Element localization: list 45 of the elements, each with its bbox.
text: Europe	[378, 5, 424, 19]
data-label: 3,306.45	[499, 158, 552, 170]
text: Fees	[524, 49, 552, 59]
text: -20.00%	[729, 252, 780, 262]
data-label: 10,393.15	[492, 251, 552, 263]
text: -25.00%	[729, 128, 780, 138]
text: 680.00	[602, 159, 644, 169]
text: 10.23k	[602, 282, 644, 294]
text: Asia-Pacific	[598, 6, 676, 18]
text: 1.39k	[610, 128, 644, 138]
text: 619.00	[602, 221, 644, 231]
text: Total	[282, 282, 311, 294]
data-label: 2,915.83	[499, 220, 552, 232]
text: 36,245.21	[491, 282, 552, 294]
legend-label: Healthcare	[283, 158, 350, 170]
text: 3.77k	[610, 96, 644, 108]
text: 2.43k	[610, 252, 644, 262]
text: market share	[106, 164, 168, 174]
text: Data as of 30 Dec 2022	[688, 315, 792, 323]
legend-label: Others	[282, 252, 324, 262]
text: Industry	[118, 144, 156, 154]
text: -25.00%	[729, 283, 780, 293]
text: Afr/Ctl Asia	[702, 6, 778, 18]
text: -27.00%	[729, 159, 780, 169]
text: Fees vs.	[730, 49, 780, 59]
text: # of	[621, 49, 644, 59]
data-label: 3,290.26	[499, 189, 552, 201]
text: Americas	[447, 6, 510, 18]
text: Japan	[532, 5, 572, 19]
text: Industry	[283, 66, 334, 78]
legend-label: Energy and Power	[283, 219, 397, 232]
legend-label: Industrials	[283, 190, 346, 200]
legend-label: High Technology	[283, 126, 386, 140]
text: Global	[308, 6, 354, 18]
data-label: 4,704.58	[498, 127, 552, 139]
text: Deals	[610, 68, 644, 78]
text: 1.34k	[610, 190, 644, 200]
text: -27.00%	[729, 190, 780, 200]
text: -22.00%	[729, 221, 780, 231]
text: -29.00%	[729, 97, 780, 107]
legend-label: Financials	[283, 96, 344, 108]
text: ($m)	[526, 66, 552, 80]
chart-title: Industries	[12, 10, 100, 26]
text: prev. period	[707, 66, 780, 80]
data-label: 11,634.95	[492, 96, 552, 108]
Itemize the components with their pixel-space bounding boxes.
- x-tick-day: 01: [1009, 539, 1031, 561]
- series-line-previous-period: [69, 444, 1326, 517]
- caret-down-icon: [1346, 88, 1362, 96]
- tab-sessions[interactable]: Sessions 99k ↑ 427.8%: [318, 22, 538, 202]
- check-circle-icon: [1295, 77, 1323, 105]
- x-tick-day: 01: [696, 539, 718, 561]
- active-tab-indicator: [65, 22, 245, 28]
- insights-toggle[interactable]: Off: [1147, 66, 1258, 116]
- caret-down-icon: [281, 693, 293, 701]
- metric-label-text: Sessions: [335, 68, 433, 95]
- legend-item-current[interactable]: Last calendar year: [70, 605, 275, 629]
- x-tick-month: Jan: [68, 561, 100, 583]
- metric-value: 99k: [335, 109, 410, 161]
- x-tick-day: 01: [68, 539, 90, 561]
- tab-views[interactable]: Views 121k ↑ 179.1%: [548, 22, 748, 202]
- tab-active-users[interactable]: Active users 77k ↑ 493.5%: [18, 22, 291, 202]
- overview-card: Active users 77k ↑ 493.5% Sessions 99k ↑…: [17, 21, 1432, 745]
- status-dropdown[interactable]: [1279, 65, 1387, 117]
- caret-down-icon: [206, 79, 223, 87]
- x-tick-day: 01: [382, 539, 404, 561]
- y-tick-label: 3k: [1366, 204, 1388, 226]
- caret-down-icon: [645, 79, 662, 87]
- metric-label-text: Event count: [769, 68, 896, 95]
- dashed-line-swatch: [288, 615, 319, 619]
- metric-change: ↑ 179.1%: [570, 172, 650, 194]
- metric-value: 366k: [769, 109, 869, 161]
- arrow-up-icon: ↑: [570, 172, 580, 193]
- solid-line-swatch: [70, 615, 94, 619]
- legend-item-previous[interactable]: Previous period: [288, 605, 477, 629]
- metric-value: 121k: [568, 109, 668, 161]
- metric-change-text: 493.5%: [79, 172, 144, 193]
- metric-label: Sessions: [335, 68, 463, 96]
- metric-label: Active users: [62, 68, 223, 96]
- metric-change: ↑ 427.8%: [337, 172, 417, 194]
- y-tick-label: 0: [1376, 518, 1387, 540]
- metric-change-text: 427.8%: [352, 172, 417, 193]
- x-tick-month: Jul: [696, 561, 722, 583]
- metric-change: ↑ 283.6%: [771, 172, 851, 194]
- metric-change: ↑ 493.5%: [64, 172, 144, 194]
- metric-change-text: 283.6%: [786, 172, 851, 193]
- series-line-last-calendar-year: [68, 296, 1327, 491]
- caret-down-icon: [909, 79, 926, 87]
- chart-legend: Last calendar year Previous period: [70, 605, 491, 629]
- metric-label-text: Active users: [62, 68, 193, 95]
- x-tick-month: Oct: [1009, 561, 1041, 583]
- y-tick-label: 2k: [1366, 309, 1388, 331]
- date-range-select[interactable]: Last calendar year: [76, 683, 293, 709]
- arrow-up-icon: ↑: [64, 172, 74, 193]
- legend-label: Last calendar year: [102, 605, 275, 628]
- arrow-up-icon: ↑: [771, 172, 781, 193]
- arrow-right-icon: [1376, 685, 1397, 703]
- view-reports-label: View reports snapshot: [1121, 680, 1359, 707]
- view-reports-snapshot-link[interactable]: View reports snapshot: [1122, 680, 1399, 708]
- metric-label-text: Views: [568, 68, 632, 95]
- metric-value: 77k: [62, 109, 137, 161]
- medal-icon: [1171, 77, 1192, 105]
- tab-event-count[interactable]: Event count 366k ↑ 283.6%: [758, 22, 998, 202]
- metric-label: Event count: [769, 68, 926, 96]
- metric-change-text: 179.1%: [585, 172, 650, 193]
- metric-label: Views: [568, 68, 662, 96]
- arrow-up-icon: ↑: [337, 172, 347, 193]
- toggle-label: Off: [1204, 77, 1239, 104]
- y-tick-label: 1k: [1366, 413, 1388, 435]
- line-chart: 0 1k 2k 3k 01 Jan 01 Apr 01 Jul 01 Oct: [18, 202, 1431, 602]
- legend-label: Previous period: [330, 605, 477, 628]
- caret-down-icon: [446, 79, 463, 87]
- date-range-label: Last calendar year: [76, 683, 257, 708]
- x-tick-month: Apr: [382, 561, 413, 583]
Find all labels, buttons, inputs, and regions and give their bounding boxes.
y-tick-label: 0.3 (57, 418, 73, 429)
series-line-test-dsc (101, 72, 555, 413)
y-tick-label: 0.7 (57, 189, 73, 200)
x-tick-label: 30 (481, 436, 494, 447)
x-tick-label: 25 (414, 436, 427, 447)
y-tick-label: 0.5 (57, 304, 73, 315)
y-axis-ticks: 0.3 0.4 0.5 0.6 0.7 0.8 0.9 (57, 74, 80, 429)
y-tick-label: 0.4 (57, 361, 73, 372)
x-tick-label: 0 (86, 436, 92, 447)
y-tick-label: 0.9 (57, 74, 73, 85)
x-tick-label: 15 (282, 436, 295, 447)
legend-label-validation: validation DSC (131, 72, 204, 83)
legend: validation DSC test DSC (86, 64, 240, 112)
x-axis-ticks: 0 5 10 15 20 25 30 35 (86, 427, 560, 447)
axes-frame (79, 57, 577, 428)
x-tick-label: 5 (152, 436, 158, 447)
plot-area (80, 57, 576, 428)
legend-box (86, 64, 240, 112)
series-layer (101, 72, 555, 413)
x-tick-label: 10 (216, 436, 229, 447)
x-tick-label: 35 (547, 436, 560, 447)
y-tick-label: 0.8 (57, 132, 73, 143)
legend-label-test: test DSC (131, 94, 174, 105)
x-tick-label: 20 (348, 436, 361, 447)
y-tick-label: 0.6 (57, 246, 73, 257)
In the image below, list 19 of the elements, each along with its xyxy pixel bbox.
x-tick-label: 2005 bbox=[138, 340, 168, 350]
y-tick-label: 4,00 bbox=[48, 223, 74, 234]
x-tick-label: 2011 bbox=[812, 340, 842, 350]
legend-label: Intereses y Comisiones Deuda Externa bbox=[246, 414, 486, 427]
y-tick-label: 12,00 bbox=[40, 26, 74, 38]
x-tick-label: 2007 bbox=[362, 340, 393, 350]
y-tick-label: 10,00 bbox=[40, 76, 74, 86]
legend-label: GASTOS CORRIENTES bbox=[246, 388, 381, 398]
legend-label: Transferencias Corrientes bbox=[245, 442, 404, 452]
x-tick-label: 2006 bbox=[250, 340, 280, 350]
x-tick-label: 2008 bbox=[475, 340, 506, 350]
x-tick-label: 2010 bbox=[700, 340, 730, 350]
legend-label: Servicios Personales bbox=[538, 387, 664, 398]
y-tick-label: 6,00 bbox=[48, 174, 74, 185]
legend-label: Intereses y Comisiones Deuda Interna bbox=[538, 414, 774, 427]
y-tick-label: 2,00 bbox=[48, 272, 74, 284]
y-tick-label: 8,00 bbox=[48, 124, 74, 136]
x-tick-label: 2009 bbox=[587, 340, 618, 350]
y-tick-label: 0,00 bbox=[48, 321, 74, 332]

### Job
Can you write out the records word for word, from their first line up to and including the line that contains "- caret-down-icon: [1346, 88, 1362, 96]"?

### Finished answer
Element localization: list 45 of the elements, each with its bbox.
text: Europe	[378, 5, 424, 19]
data-label: 3,306.45	[499, 158, 552, 170]
text: Fees	[524, 49, 552, 59]
text: -20.00%	[729, 252, 780, 262]
data-label: 10,393.15	[492, 251, 552, 263]
text: -25.00%	[729, 128, 780, 138]
text: 680.00	[602, 159, 644, 169]
text: 10.23k	[602, 282, 644, 294]
text: Asia-Pacific	[598, 6, 676, 18]
text: 1.39k	[610, 128, 644, 138]
text: 619.00	[602, 221, 644, 231]
text: Total	[282, 282, 311, 294]
data-label: 2,915.83	[499, 220, 552, 232]
text: 36,245.21	[491, 282, 552, 294]
legend-label: Healthcare	[283, 158, 350, 170]
text: 3.77k	[610, 96, 644, 108]
text: 2.43k	[610, 252, 644, 262]
text: market share	[106, 164, 168, 174]
text: Data as of 30 Dec 2022	[688, 315, 792, 323]
legend-label: Others	[282, 252, 324, 262]
text: Industry	[118, 144, 156, 154]
text: -25.00%	[729, 283, 780, 293]
text: Afr/Ctl Asia	[702, 6, 778, 18]
text: -27.00%	[729, 159, 780, 169]
text: Fees vs.	[730, 49, 780, 59]
text: # of	[621, 49, 644, 59]
data-label: 3,290.26	[499, 189, 552, 201]
text: Americas	[447, 6, 510, 18]
text: Japan	[532, 5, 572, 19]
text: Industry	[283, 66, 334, 78]
legend-label: Energy and Power	[283, 219, 397, 232]
legend-label: Industrials	[283, 190, 346, 200]
legend-label: High Technology	[283, 126, 386, 140]
text: Global	[308, 6, 354, 18]
data-label: 4,704.58	[498, 127, 552, 139]
text: Deals	[610, 68, 644, 78]
text: 1.34k	[610, 190, 644, 200]
text: -27.00%	[729, 190, 780, 200]
text: -22.00%	[729, 221, 780, 231]
text: -29.00%	[729, 97, 780, 107]
legend-label: Financials	[283, 96, 344, 108]
text: ($m)	[526, 66, 552, 80]
chart-title: Industries	[12, 10, 100, 26]
text: prev. period	[707, 66, 780, 80]
data-label: 11,634.95	[492, 96, 552, 108]
Itemize the components with their pixel-space bounding boxes.
- x-tick-day: 01: [1009, 539, 1031, 561]
- series-line-previous-period: [69, 444, 1326, 517]
- caret-down-icon: [1346, 88, 1362, 96]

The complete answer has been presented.